I shared a prison wing with Bobby for nine months in 1979. Later I joined the hunger strike that he had just died on. I approached Denis O'Hearn's biography of Bobby therefore with a little trepidation. I should not have been concerned. It is an excellent book. It tells not just the story of Bobby, the prison protest and hunger strikes but accurately captures the atmosphere of the prison - the good times and bad, the hopes and despair, the pain, the joy and the totally selfless love that is rarely witnessed between a group of males. The strength of the book is that O'Hearn does not attempt to tell what he thinks happened behind prison walls (as other academics have) or to interpret events within his own ideological paradigm. Instead he facilitates others - friends, associates and comrades of Bobby - to tell of the person they knew and allows that person to become alive and vibrant on every page.
Most importantly, the book traces the development of a very ordinary, young, politically naive, high-spirited boy from a working class background on the outskirts of Belfast to the highly politicised, articulate, prolific, competent revolutionary that he became in later years. In this way O'Hearn informs a new generation of political activists in Ireland and elsewhere that they too can become a 'Bobby Sands' but hopefully never have to make the life and death decisions that he was faced with.
This year, the 25th anniversary of the hunger strike, it is timely for this biography to appear. It demonstrates the global interest that is retained in events that happened over a period of 217 days in 1981 when ten men died one after the other in prison cells in a struggle to be treated as the political prisoners they were. No wonder that states tremble before the power of such an idea that cannot be conquered, quenched, bought off or tortured into submission. No wonder that from the lips of oppressed peoples around the world the name, Bobby Sands, is uttered with such fondness and admiration.

- Data excerpts:
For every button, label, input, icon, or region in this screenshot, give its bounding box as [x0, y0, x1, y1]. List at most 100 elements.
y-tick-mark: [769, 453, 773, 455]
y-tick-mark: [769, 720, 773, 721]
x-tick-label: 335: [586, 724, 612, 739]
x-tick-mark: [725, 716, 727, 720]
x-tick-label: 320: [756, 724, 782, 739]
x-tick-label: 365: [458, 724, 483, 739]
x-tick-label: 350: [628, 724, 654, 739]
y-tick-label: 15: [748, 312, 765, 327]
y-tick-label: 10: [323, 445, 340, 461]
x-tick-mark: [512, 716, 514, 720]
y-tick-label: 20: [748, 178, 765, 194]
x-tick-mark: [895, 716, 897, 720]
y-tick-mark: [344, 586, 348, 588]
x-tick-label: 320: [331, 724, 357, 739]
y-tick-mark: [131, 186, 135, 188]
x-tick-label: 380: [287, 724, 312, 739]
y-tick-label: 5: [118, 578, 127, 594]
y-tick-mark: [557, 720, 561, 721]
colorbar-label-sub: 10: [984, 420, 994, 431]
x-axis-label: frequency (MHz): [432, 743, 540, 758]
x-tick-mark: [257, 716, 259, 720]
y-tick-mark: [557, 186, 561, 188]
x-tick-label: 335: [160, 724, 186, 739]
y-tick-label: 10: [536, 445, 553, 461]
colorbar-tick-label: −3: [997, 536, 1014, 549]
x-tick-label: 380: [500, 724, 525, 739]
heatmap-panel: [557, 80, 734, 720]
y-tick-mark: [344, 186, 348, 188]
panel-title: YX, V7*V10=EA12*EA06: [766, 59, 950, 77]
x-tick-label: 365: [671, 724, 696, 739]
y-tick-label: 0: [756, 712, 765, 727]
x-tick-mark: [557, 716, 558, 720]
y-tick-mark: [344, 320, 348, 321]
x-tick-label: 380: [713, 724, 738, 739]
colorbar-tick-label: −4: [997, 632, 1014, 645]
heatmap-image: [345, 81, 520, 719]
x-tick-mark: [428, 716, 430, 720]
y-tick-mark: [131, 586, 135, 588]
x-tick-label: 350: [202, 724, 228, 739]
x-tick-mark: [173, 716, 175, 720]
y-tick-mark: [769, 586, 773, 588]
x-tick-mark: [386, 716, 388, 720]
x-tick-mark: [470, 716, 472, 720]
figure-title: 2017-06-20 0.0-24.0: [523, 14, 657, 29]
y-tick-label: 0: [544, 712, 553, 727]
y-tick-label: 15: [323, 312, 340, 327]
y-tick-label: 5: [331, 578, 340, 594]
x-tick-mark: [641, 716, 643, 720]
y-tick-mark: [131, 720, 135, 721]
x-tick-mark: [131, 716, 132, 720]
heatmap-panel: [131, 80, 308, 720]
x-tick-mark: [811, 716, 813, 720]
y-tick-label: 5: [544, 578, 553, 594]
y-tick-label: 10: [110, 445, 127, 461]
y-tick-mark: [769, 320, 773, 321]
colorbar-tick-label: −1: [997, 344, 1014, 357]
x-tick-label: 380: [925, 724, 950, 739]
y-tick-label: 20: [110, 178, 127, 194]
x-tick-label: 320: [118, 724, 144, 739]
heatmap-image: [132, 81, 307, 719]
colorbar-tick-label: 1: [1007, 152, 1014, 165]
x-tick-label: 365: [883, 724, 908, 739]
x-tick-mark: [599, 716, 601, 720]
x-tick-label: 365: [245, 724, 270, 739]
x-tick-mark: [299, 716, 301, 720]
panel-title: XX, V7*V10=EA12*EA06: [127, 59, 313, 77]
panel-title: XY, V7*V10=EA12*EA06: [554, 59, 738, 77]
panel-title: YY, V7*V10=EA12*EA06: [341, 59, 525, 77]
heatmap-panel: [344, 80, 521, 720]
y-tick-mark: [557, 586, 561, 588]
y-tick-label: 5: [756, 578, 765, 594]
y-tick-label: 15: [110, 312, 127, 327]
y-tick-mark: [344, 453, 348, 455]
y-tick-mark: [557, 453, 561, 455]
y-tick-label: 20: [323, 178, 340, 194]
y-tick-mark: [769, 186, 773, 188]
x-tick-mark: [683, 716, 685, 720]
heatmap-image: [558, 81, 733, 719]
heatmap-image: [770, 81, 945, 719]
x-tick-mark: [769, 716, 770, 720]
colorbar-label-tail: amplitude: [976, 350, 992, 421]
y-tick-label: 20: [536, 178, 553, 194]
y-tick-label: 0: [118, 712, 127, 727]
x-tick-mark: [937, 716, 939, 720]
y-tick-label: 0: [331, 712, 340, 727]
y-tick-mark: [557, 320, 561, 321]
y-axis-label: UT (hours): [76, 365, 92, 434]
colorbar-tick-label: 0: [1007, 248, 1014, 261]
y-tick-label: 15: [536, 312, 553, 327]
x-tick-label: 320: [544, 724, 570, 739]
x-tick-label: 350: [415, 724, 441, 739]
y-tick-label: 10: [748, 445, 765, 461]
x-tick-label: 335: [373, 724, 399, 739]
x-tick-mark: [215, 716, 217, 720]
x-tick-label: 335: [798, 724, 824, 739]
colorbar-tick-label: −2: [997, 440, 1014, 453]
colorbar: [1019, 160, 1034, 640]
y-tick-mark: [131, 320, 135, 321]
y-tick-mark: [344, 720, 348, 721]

- Tasks:
1. In the review of the Bobby Sands biography, how long does the reviewer say they shared a prison wing with Bobby?
2. Reproduce word for word the stretch of the review of the Bobby Sands biography from "This year, the" through "fondness and admiration.".
3. Write the next part of the review of the Bobby Sands biography, picking up after its last sentence.

- Solved tasks:
1. Nine months, in 1979.

2.
This year, the 25th anniversary of the hunger strike, it is timely for this biography to appear. It demonstrates the global interest that is retained in events that happened over a period of 217 days in 1981 when ten men died one after the other in prison cells in a struggle to be treated as the political prisoners they were. No wonder that states tremble before the power of such an idea that cannot be conquered, quenched, bought off or tortured into submission. No wonder that from the lips of oppressed peoples around the world the name, Bobby Sands, is uttered with such fondness and admiration.

3.
An Inspiring Life Story
I was attending secondary school in West Belfast when Bobby Sands gave his life on hunger strike for the political recognition of the Republican struggle in Ireland. In his life and by his death he transformed politics in my society and became an inspirational and internationally respected figure. I later became aware of his transcendent poetry, all the more remarkable for being written in a prison 'tomb',and his songs that became national standards in the recordings of Christy Moore. But I knew very little about the man who became an icon of the Irish struggle for self-determination, the hunger-striker who became a member of the British Parliament while he lay in a prison hospital
Denis O'Hearn has put this to rights with a meticulously researched account of Sands' short life that included community and military activism and a harrowing journey through a gruelling and oppressive prison system. Through sheer bloody-mindedness, mental and physical resolve, and the capacity to recognise 'opportunities' in the most brutal forms of detention, Sands changed the trajectory of Irish politics. O'Hearn reveals a character full of ceaseless energy, buoyancy, sensitvity as well as political vision in a brisk, gripping and deeply moving account of Sands' life.
While providing a full and informative account of the early days of the 'troubles' in Ireland, this book also challenges complacency, urges activisim and rejects thinking within the narrow confines of mainstream political discourse. Bobby Sands, the activist, has been revealed to a new generation and renewed to those who grew up in that period of immense change.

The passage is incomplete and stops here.